### What to produce:
Continue the write-up on mobile Analytic 1709 from its last sentence, in the same voice.

### Selected text:
AN1709: Analytic 1709

Monitor for API calls that are related to the AccountManager API on Android and Keychain services on iOS. Application vetting services may look for `MANAGE_ACCOUNTS` in an Android application’s manifest. Most applications do not need access to accounts, so extra scrutiny may be applied to those that request it.

MobileAN1709AnalyticObject v1.0 Modified
Glexia's Take

Analyst context for executives and security teams

Analyst confidence Medium

This analytic points defenders toward mobile application behavior involving account and credential-related services, specifically iOS Keychain services in the platform field and Android AccountManager-related references in the official description. For security leaders, the value is not that this alone proves malicious activity, but that mobile apps touching account stores deserve extra review because they may affect user identity, credential handling, and trust in managed mobile environments.

Executive priority

Prioritize this as a mobile identity and application-risk validation item. Leaders should ask whether mobile app vetting, MDM/MAM governance, and SOC workflows can identify applications that request or use sensitive account/keychain capabilities, and whether exceptions are documented for legitimate business apps. This can support compliance evidence around mobile application review and identity data protection, but local telemetry and policy enforcement determine actual coverage.

### Dataset:
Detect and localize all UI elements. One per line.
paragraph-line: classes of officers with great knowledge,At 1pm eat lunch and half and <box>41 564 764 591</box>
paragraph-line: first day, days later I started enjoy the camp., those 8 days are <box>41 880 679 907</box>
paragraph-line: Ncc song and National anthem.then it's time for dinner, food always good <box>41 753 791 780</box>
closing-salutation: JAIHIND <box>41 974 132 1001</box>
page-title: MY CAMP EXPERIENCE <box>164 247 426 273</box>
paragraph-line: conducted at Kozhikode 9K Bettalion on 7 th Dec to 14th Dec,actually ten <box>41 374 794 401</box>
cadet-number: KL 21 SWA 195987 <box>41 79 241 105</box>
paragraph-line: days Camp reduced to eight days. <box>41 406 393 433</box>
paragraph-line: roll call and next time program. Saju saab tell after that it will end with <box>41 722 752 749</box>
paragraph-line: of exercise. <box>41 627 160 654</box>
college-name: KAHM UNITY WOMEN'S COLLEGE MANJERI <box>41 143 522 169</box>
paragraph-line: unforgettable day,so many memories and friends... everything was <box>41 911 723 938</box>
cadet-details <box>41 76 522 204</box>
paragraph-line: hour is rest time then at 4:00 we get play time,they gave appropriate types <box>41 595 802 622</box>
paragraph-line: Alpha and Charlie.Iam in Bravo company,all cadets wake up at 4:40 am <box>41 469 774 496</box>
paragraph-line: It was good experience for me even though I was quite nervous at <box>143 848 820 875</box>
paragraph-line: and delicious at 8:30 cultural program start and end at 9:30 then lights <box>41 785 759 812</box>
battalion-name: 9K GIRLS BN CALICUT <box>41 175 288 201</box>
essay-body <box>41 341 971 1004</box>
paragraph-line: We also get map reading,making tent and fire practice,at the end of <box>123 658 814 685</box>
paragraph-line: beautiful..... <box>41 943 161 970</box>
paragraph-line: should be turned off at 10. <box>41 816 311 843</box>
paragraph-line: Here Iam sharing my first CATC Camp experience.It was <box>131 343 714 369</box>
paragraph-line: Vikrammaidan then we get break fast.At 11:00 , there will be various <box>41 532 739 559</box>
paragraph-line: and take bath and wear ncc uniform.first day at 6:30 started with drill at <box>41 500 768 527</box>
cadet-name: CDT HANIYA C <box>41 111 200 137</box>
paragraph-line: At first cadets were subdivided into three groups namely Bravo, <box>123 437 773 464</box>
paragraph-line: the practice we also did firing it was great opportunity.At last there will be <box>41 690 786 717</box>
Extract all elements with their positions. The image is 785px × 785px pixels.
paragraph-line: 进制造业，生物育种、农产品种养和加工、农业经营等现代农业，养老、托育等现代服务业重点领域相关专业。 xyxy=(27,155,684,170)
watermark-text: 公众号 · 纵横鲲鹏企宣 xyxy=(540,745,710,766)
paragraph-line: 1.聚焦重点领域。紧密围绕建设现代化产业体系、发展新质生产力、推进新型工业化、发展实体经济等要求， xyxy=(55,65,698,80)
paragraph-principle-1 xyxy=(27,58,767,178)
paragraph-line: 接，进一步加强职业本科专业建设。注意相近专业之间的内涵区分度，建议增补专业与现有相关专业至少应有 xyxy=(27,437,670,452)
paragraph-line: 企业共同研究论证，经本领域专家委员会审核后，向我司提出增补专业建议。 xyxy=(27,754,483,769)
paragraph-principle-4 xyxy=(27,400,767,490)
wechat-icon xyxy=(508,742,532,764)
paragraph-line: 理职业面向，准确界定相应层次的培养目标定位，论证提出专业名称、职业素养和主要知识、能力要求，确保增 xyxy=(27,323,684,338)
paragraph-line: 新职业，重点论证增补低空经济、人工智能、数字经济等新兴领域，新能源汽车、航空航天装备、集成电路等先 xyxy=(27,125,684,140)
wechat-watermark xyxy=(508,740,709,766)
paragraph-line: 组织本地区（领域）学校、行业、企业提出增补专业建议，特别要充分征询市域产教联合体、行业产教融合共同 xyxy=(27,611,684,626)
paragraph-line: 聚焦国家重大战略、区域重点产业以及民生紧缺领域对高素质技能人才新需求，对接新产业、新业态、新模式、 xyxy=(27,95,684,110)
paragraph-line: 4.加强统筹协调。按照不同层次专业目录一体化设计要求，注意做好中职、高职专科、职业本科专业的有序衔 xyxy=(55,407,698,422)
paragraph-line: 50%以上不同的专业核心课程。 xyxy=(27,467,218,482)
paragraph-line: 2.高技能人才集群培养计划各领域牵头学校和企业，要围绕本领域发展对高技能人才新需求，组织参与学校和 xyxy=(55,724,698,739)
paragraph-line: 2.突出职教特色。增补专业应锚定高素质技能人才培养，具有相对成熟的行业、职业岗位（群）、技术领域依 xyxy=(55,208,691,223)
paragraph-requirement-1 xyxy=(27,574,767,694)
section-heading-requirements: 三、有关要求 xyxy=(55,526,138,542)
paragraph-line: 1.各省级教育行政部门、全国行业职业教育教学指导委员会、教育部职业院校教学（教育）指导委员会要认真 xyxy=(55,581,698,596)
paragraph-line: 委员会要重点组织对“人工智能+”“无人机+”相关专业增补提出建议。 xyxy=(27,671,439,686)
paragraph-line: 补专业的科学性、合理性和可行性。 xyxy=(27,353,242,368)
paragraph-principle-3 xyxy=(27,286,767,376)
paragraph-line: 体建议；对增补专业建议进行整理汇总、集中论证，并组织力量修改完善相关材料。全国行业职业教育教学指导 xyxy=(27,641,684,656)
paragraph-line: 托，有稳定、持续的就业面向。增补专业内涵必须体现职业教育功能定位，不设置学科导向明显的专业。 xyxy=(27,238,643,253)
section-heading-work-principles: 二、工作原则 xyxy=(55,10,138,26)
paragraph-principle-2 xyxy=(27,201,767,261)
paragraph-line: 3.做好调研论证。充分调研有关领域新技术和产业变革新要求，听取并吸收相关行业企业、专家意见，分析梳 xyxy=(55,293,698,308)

### Output of the task:
Technical view

For iOS, validate whether telemetry or app assessment processes can observe use of Keychain services by applications under review or deployed to managed devices. The official description also references Android AccountManager API calls and MANAGE_ACCOUNTS manifest review; however, the supplied platform field is iOS, so Android use should be treated as description context rather than platform scope for this object. No ATT&CK tactic, relationship context, or formal detection logic is supplied, so SOC teams should treat this as a detection-strategy prompt rather than a ready-to-deploy analytic.

Likely telemetry

  • Mobile application vetting results for sensitive account or credential-related API usage
  • iOS application behavior or static analysis indicators involving Keychain services
  • Mobile device management or mobile application management inventory showing installed or approved apps
  • Application permission and entitlement review data where available
  • Security review records documenting business justification for account or credential-store access

Detection direction

  • Validate that mobile app review processes flag apps that use account or credential-related services and route them for additional scrutiny.
  • Tune review outcomes around business context: password managers, enterprise SSO clients, banking apps, and device management agents may legitimately interact with credential stores.
  • Confirm whether the organization has visibility into API usage or only static metadata; lack of runtime visibility may create blind spots.
  • Because no official detection logic is provided, avoid treating a single API reference as malicious without corroborating app reputation, provenance, permissions, behavior, and business need.
  • Document the platform-scope limitation: the object lists iOS, while the description includes Android-specific AccountManager and MANAGE_ACCOUNTS references.

Mitigation priorities

  • Establish or strengthen mobile application vetting for apps that access sensitive account or keychain-related capabilities.
  • Require documented business justification and approval for apps that need credential or account-store access.
  • Use MDM/MAM policy to control which reviewed applications may be installed or used in managed environments.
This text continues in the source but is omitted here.